■ **GOAL**: For the entries that follow, tally the lines holding the string "series". Give the total and nothing else.

■ **RECORDS**:
········

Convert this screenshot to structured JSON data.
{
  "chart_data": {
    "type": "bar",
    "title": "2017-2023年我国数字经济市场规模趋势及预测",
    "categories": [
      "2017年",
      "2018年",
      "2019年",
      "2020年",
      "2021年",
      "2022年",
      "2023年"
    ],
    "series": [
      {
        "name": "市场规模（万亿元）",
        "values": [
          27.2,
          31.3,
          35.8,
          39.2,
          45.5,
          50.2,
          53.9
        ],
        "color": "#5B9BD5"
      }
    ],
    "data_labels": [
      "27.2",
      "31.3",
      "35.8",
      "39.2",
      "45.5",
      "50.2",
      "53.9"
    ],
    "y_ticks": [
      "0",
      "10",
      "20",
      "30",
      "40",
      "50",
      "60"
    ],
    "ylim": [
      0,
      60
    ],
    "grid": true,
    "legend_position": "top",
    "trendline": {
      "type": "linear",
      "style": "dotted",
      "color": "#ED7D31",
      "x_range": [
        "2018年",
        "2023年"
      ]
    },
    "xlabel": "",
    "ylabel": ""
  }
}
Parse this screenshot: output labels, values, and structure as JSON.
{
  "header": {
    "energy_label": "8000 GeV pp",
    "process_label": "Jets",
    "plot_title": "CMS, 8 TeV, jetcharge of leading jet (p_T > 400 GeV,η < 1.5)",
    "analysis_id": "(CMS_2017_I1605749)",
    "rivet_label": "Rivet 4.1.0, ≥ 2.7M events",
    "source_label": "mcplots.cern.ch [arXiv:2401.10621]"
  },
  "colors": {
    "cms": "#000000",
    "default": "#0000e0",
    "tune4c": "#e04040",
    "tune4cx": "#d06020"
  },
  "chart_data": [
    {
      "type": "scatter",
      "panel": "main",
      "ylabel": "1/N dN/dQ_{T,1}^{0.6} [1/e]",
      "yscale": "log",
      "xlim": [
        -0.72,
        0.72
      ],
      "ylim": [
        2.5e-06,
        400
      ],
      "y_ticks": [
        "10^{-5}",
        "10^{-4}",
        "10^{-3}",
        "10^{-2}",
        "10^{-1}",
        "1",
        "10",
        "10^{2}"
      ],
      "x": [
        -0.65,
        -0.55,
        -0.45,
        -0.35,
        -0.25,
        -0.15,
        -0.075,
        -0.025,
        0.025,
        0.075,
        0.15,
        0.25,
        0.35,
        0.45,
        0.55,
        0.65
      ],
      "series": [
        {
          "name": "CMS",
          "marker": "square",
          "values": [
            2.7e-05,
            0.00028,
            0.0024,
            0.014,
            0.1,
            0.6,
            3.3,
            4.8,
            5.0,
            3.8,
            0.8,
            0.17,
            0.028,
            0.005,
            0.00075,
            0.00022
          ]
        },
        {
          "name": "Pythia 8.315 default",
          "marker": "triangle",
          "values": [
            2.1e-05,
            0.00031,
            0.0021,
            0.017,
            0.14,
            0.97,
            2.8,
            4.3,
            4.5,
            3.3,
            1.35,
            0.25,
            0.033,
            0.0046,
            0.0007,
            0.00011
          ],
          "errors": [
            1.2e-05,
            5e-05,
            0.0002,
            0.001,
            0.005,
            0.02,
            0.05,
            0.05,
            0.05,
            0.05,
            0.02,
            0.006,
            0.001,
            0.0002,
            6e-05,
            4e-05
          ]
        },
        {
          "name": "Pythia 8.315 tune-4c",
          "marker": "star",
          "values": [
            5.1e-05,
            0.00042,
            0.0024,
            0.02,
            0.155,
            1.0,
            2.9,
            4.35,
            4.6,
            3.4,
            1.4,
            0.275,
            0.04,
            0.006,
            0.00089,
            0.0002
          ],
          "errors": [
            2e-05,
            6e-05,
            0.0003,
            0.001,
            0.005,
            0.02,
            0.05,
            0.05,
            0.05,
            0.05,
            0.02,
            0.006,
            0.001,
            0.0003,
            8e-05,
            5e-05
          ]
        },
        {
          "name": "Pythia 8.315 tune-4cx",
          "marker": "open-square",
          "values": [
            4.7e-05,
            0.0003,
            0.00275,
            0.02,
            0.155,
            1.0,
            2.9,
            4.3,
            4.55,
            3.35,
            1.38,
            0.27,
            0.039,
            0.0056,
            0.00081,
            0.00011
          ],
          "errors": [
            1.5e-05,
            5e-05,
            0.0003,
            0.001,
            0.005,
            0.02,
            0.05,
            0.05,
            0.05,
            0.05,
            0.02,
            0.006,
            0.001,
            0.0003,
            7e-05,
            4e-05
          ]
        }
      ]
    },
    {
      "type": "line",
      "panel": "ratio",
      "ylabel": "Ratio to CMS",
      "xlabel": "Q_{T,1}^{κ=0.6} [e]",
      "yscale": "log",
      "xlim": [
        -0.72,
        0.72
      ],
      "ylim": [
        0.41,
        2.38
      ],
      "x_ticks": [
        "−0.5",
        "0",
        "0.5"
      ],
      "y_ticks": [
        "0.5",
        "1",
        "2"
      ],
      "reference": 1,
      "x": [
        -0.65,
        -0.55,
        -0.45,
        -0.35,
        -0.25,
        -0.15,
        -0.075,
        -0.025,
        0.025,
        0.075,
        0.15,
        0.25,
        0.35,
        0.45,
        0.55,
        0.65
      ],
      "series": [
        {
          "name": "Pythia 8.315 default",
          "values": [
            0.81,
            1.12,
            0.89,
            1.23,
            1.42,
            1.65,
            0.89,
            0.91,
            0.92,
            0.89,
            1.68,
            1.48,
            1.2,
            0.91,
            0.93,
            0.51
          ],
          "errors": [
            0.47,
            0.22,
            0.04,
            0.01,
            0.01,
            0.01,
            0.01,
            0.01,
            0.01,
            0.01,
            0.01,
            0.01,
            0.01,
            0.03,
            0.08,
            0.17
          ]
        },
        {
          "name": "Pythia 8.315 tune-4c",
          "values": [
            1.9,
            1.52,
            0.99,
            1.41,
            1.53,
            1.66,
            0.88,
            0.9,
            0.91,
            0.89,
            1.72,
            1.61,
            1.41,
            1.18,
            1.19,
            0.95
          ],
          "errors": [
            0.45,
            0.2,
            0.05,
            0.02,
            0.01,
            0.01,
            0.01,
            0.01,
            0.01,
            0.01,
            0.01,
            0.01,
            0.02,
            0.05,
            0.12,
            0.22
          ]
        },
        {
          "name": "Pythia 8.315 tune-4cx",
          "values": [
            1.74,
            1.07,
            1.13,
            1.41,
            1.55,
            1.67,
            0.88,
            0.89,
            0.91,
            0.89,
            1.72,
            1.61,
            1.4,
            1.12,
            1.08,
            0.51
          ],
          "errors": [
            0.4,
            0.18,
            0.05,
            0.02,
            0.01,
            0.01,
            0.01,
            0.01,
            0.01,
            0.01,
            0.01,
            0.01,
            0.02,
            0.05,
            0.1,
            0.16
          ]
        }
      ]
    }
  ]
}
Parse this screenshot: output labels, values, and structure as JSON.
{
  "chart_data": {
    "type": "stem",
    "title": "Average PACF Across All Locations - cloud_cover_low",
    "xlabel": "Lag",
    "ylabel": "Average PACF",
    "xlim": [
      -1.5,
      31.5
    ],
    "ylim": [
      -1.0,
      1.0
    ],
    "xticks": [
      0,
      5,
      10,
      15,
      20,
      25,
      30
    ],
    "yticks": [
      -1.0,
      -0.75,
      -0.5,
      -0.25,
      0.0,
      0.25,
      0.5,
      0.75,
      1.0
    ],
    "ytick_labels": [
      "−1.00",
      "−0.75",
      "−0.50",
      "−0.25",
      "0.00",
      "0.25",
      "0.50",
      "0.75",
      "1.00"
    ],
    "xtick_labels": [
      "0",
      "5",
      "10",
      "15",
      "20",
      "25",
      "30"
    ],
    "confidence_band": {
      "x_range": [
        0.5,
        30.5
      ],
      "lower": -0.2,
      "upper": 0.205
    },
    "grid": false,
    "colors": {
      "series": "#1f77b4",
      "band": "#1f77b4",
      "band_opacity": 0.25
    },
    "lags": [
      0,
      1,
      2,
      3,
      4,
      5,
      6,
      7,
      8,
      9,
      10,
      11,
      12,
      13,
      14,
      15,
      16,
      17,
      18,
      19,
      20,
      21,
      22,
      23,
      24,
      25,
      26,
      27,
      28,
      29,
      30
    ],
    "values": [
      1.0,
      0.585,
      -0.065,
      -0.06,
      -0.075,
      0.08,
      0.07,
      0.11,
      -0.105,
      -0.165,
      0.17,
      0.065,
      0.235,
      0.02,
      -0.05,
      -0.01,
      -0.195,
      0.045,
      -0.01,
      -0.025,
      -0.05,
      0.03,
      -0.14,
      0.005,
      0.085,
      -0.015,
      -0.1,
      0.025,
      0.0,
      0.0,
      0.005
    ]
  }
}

········

■ **RESPONSE TO THIS TASK**: 4